» **Requirements**
Each entry below should be written out exactly as it is, with no pictures.

Dataset items:
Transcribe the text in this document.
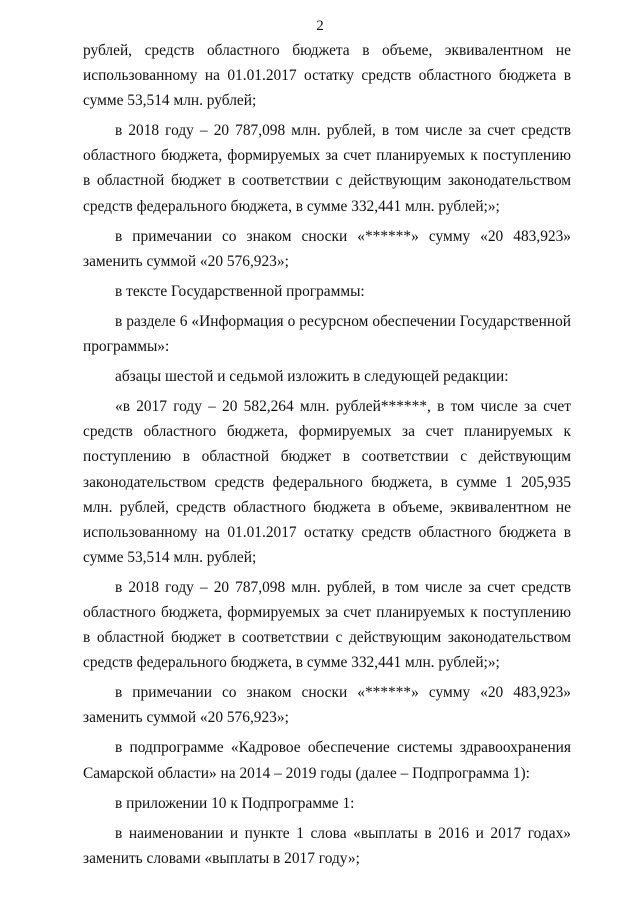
2

рублей, средств областного бюджета в объеме, эквивалентном не использованному на 01.01.2017 остатку средств областного бюджета в сумме 53,514 млн. рублей;

в 2018 году – 20 787,098 млн. рублей, в том числе за счет средств областного бюджета, формируемых за счет планируемых к поступлению в областной бюджет в соответствии с действующим законодательством средств федерального бюджета, в сумме 332,441 млн. рублей;»;

в примечании со знаком сноски «******» сумму «20 483,923» заменить суммой «20 576,923»;

в тексте Государственной программы:

в разделе 6 «Информация о ресурсном обеспечении Государственной программы»:

абзацы шестой и седьмой изложить в следующей редакции:

«в 2017 году – 20 582,264 млн. рублей******, в том числе за счет средств областного бюджета, формируемых за счет планируемых к поступлению в областной бюджет в соответствии с действующим законодательством средств федерального бюджета, в сумме 1 205,935 млн. рублей, средств областного бюджета в объеме, эквивалентном не использованному на 01.01.2017 остатку средств областного бюджета в сумме 53,514 млн. рублей;

в 2018 году – 20 787,098 млн. рублей, в том числе за счет средств областного бюджета, формируемых за счет планируемых к поступлению в областной бюджет в соответствии с действующим законодательством средств федерального бюджета, в сумме 332,441 млн. рублей;»;

в примечании со знаком сноски «******» сумму «20 483,923» заменить суммой «20 576,923»;

в подпрограмме «Кадровое обеспечение системы здравоохранения Самарской области» на 2014 – 2019 годы (далее – Подпрограмма 1):

в приложении 10 к Подпрограмме 1:

в наименовании и пункте 1 слова «выплаты в 2016 и 2017 годах» заменить словами «выплаты в 2017 году»;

» **Full solution**
Transcribe the text in this document.
2

рублей, средств областного бюджета в объеме, эквивалентном не использованному на 01.01.2017 остатку средств областного бюджета в сумме 53,514 млн. рублей;

в 2018 году – 20 787,098 млн. рублей, в том числе за счет средств областного бюджета, формируемых за счет планируемых к поступлению в областной бюджет в соответствии с действующим законодательством средств федерального бюджета, в сумме 332,441 млн. рублей;»;

в примечании со знаком сноски «******» сумму «20 483,923» заменить суммой «20 576,923»;

в тексте Государственной программы:

в разделе 6 «Информация о ресурсном обеспечении Государственной программы»:

абзацы шестой и седьмой изложить в следующей редакции:

«в 2017 году – 20 582,264 млн. рублей******, в том числе за счет средств областного бюджета, формируемых за счет планируемых к поступлению в областной бюджет в соответствии с действующим законодательством средств федерального бюджета, в сумме 1 205,935 млн. рублей, средств областного бюджета в объеме, эквивалентном не использованному на 01.01.2017 остатку средств областного бюджета в сумме 53,514 млн. рублей;

в 2018 году – 20 787,098 млн. рублей, в том числе за счет средств областного бюджета, формируемых за счет планируемых к поступлению в областной бюджет в соответствии с действующим законодательством средств федерального бюджета, в сумме 332,441 млн. рублей;»;

в примечании со знаком сноски «******» сумму «20 483,923» заменить суммой «20 576,923»;

в подпрограмме «Кадровое обеспечение системы здравоохранения Самарской области» на 2014 – 2019 годы (далее – Подпрограмма 1):

в приложении 10 к Подпрограмме 1:

в наименовании и пункте 1 слова «выплаты в 2016 и 2017 годах» заменить словами «выплаты в 2017 году»;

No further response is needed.